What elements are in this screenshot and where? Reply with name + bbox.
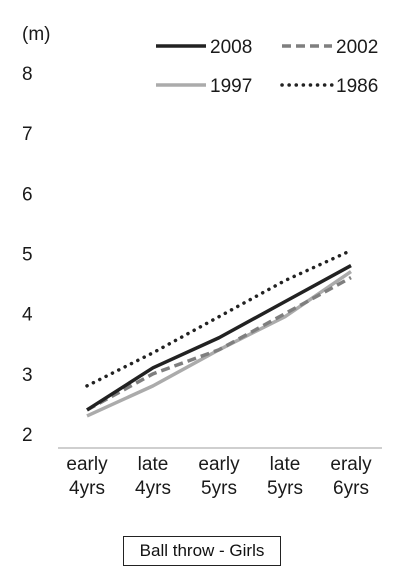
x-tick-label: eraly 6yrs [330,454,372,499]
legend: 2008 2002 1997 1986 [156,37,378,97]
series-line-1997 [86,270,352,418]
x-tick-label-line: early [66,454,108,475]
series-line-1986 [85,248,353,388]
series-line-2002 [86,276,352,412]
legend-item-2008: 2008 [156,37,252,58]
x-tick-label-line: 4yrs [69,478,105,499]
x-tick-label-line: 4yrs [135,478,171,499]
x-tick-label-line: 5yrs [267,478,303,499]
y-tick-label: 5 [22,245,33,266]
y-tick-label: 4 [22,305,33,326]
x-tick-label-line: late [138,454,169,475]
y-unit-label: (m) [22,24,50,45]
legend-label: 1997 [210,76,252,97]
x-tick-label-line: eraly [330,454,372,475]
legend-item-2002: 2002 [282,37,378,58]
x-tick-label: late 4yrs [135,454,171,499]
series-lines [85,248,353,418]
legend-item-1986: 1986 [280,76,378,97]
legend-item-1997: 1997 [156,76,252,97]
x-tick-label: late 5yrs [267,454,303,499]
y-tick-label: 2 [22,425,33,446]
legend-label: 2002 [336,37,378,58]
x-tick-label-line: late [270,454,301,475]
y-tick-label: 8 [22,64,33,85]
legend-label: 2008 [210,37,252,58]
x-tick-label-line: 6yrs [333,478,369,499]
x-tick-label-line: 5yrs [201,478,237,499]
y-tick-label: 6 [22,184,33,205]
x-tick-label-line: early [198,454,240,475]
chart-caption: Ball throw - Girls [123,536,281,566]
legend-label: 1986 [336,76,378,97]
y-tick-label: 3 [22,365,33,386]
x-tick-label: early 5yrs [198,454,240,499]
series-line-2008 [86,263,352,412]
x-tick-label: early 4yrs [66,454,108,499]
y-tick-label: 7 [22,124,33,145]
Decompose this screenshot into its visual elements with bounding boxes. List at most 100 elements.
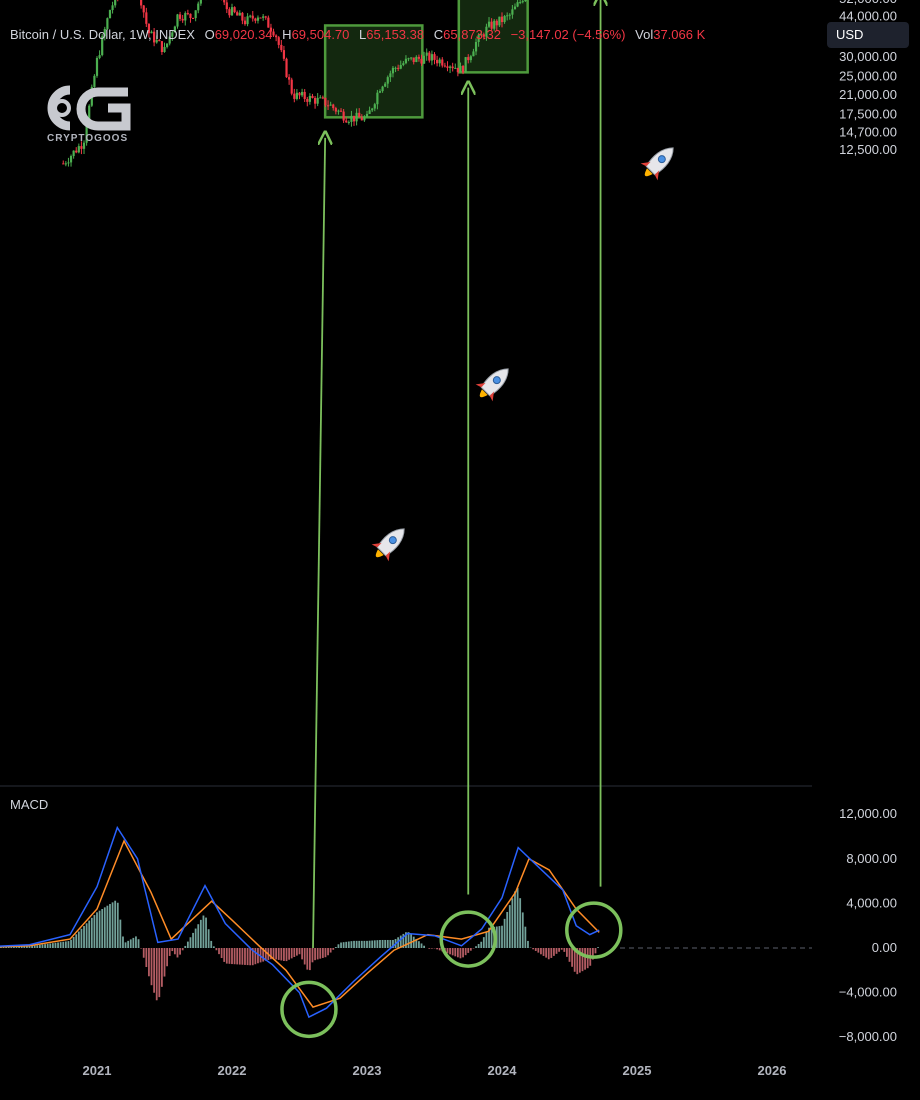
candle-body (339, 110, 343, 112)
◇ ◇ ◇ ◇
Copy all the lines above word for word, leaving out the pictures.

What elements are in this screenshot and where? Reply with name + bbox.
x-tick-label: eraly 6yrs [330,454,372,499]
legend: 2008 2002 1997 1986 [156,37,378,97]
series-line-1997 [86,270,352,418]
x-tick-label-line: early [66,454,108,475]
series-line-1986 [85,248,353,388]
series-line-2002 [86,276,352,412]
legend-item-2008: 2008 [156,37,252,58]
x-tick-label-line: 4yrs [69,478,105,499]
x-tick-label-line: 4yrs [135,478,171,499]
x-tick-label-line: 5yrs [267,478,303,499]
y-tick-label: 5 [22,245,33,266]
y-tick-label: 4 [22,305,33,326]
x-tick-label-line: late [138,454,169,475]
y-unit-label: (m) [22,24,50,45]
legend-label: 1997 [210,76,252,97]
x-tick-label-line: eraly [330,454,372,475]
legend-item-2002: 2002 [282,37,378,58]
x-tick-label: late 4yrs [135,454,171,499]
series-lines [85,248,353,418]
legend-item-1986: 1986 [280,76,378,97]
legend-item-1997: 1997 [156,76,252,97]
x-tick-label: late 5yrs [267,454,303,499]
y-tick-label: 2 [22,425,33,446]
legend-label: 2002 [336,37,378,58]
x-tick-label-line: late [270,454,301,475]
y-tick-label: 8 [22,64,33,85]
legend-label: 2008 [210,37,252,58]
x-tick-label-line: 6yrs [333,478,369,499]
x-tick-label-line: 5yrs [201,478,237,499]
y-tick-label: 6 [22,184,33,205]
x-tick-label-line: early [198,454,240,475]
chart-caption: Ball throw - Girls [123,536,281,566]
legend-label: 1986 [336,76,378,97]
y-tick-label: 3 [22,365,33,386]
x-tick-label: early 5yrs [198,454,240,499]
series-line-2008 [86,263,352,412]
x-tick-label: early 4yrs [66,454,108,499]
y-tick-label: 7 [22,124,33,145]
Decompose this screenshot into its visual elements with bounding boxes. List at most 100 elements.
candle-body (339, 110, 343, 112)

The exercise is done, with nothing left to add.